start
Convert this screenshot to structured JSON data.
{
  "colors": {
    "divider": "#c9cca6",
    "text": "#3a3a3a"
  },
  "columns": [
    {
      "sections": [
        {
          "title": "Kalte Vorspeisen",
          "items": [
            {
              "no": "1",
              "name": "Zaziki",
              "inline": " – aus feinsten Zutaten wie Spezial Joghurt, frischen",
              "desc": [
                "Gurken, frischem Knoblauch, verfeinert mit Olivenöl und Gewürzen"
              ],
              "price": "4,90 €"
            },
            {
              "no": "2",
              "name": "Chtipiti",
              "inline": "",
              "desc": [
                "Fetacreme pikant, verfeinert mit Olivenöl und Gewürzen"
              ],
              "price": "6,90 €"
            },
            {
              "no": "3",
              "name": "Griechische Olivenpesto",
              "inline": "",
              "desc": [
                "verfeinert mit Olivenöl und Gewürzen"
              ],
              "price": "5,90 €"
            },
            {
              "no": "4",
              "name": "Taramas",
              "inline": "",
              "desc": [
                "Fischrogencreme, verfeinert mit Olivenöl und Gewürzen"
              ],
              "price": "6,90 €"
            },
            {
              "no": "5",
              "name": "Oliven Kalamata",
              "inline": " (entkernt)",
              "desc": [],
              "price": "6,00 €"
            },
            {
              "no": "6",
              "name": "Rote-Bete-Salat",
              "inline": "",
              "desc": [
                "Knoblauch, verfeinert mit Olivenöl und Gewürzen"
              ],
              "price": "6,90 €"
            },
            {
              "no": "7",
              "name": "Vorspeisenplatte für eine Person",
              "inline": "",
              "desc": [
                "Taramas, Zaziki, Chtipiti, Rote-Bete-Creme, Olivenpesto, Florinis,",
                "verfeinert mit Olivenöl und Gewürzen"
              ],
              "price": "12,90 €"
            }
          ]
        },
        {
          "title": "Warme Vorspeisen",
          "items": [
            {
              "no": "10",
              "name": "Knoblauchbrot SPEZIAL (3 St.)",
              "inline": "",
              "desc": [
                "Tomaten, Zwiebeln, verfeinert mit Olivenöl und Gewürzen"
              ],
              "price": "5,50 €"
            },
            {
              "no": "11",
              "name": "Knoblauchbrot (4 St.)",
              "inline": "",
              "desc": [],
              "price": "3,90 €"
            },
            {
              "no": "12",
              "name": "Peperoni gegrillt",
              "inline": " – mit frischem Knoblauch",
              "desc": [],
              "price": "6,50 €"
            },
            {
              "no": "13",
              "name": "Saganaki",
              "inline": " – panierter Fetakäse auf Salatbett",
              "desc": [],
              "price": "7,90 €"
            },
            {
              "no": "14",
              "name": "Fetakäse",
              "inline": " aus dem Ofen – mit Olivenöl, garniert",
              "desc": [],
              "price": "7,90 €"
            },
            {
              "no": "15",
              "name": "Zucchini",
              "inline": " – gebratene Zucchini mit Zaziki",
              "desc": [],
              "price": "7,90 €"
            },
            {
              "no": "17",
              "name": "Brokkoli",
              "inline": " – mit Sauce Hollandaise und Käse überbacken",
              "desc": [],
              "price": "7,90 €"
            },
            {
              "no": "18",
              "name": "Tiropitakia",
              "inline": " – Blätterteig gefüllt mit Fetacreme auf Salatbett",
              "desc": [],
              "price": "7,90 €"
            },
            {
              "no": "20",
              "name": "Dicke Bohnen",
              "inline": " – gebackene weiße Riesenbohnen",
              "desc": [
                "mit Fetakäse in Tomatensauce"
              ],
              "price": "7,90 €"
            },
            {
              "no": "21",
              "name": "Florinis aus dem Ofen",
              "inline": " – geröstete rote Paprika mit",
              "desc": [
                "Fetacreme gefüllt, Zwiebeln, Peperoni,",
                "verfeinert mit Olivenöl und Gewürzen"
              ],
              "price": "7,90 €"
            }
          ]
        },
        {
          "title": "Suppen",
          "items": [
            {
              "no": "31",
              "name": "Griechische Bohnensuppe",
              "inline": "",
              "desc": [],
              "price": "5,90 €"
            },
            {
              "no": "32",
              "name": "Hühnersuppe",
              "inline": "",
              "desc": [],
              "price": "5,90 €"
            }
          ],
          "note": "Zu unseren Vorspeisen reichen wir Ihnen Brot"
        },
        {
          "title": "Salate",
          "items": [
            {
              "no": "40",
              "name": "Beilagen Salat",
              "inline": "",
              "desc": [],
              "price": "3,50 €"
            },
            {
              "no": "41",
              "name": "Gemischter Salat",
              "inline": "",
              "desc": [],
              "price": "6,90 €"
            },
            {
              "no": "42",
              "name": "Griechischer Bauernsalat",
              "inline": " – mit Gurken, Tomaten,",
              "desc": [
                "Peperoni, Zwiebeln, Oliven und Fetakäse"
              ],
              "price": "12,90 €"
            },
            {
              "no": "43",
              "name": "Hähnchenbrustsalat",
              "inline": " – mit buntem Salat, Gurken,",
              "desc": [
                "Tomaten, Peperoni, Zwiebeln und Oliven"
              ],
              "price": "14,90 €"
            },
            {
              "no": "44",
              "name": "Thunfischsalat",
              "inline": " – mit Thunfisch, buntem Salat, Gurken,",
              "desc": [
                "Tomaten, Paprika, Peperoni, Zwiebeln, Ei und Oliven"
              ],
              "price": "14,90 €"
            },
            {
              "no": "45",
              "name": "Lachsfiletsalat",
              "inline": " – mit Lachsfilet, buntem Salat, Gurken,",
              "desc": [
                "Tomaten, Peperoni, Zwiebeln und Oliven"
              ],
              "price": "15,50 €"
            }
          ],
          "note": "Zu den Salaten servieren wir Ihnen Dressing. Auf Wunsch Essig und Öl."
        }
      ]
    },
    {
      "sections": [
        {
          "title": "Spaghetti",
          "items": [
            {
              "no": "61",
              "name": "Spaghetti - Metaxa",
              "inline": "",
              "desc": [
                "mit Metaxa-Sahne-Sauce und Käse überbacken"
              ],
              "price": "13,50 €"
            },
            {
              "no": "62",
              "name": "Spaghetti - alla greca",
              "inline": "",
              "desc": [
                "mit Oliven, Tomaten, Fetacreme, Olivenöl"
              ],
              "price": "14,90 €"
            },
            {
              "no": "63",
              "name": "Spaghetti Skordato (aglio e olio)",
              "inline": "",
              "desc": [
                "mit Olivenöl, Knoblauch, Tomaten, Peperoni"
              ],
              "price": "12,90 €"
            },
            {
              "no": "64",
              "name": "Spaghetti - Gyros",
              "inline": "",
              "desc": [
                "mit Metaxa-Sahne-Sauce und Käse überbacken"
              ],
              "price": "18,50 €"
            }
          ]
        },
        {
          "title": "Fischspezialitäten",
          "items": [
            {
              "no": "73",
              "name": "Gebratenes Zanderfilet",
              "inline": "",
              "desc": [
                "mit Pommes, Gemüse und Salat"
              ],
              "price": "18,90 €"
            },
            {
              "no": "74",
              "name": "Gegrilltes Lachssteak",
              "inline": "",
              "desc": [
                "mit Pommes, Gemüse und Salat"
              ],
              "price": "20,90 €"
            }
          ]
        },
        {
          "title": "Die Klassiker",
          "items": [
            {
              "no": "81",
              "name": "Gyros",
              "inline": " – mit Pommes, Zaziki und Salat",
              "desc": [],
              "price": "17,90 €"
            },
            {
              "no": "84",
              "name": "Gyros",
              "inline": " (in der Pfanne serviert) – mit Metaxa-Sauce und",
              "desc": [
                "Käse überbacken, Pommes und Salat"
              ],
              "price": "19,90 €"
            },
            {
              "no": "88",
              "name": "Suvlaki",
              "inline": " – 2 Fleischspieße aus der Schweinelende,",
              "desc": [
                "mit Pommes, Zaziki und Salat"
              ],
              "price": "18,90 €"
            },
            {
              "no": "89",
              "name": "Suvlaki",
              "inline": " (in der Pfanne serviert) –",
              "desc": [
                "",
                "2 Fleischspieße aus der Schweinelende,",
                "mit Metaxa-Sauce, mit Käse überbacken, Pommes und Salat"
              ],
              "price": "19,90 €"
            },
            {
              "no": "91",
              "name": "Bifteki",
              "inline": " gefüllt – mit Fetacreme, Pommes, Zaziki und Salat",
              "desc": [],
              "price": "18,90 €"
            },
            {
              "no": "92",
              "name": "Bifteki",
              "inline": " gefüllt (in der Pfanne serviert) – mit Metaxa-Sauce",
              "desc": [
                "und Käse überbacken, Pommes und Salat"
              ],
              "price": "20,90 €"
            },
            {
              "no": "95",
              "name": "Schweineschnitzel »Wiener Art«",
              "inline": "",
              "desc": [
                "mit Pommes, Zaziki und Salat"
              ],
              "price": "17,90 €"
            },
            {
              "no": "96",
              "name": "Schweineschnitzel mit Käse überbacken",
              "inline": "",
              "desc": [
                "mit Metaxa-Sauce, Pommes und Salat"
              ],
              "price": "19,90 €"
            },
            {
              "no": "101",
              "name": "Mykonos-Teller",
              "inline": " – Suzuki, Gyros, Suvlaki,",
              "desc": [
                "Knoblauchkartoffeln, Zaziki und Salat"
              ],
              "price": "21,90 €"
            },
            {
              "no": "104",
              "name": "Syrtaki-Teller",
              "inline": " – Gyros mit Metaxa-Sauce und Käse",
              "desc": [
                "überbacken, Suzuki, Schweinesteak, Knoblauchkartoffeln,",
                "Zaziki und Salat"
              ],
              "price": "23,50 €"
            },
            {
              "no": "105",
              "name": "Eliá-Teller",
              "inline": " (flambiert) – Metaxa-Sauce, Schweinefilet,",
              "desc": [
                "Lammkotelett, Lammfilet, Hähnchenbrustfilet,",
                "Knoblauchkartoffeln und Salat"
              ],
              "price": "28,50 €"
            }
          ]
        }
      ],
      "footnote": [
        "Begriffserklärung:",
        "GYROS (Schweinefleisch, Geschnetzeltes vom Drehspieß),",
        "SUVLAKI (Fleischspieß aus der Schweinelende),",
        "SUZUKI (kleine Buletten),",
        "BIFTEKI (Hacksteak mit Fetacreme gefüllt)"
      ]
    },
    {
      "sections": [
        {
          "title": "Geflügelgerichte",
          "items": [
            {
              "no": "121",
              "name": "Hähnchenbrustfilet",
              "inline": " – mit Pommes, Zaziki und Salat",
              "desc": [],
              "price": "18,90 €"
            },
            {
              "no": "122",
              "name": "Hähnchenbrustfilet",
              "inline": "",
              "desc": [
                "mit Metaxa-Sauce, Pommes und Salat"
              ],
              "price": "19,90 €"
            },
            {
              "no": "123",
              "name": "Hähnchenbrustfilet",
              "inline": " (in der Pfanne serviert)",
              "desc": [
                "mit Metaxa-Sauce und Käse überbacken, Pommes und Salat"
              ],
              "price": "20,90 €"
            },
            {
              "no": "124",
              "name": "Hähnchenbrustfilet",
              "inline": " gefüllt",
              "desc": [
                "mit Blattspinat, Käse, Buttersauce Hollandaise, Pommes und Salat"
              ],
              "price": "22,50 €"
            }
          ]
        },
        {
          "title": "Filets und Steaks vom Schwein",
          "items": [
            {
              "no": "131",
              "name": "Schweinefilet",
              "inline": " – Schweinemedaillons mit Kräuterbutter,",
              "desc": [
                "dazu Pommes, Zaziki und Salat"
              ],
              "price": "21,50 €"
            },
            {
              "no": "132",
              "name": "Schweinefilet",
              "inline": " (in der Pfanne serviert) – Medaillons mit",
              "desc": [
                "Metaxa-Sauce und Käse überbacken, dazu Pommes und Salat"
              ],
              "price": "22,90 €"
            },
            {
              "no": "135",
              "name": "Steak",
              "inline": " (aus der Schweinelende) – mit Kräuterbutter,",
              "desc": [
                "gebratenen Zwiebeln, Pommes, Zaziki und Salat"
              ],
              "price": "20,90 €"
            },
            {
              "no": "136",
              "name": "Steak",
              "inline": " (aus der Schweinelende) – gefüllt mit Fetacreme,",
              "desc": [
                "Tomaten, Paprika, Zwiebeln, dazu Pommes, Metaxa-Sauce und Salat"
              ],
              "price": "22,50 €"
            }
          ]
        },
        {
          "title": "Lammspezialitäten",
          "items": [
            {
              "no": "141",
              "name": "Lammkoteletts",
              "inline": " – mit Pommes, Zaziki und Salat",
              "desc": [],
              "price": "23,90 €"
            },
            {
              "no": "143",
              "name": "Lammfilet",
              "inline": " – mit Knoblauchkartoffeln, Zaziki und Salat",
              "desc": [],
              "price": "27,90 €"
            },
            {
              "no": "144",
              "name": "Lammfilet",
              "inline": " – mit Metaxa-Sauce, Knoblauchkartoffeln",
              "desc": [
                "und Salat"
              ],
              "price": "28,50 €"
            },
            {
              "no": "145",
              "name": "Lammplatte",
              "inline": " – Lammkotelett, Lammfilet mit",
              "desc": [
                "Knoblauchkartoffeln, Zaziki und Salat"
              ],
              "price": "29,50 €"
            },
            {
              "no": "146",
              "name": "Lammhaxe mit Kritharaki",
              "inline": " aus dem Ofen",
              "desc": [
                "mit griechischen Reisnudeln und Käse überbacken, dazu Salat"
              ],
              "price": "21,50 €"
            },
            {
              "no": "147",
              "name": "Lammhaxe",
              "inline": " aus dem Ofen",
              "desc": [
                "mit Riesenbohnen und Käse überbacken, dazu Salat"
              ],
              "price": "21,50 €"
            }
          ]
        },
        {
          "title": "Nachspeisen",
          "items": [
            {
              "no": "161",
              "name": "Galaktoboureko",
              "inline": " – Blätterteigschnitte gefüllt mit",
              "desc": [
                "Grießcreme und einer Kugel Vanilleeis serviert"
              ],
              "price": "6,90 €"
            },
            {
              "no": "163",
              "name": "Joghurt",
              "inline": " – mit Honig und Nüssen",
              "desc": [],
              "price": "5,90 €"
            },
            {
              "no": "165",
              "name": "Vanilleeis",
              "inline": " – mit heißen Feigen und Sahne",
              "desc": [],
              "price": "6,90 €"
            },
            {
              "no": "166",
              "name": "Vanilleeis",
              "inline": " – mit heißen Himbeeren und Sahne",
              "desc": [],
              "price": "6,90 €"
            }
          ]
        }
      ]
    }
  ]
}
end
start
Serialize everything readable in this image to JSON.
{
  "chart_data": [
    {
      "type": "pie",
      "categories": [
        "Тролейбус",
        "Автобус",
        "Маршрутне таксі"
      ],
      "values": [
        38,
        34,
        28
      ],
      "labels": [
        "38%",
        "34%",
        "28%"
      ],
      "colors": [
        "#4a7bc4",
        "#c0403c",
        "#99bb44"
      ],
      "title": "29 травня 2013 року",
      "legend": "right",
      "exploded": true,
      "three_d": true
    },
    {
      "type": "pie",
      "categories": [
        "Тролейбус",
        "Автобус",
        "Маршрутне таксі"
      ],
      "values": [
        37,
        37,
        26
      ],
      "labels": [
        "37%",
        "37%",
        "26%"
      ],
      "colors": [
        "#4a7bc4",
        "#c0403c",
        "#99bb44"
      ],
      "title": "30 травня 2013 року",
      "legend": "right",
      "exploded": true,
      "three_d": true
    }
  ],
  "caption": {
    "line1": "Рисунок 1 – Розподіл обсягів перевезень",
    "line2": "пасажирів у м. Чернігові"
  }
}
end
In the entries above, locate every line with the word "Paprika" and copy it.

              "inline": " – geröstete rote Paprika mit",
                "Tomaten, Paprika, Peperoni, Zwiebeln, Ei und Oliven"
                "Tomaten, Paprika, Zwiebeln, dazu Pommes, Metaxa-Sauce und Salat"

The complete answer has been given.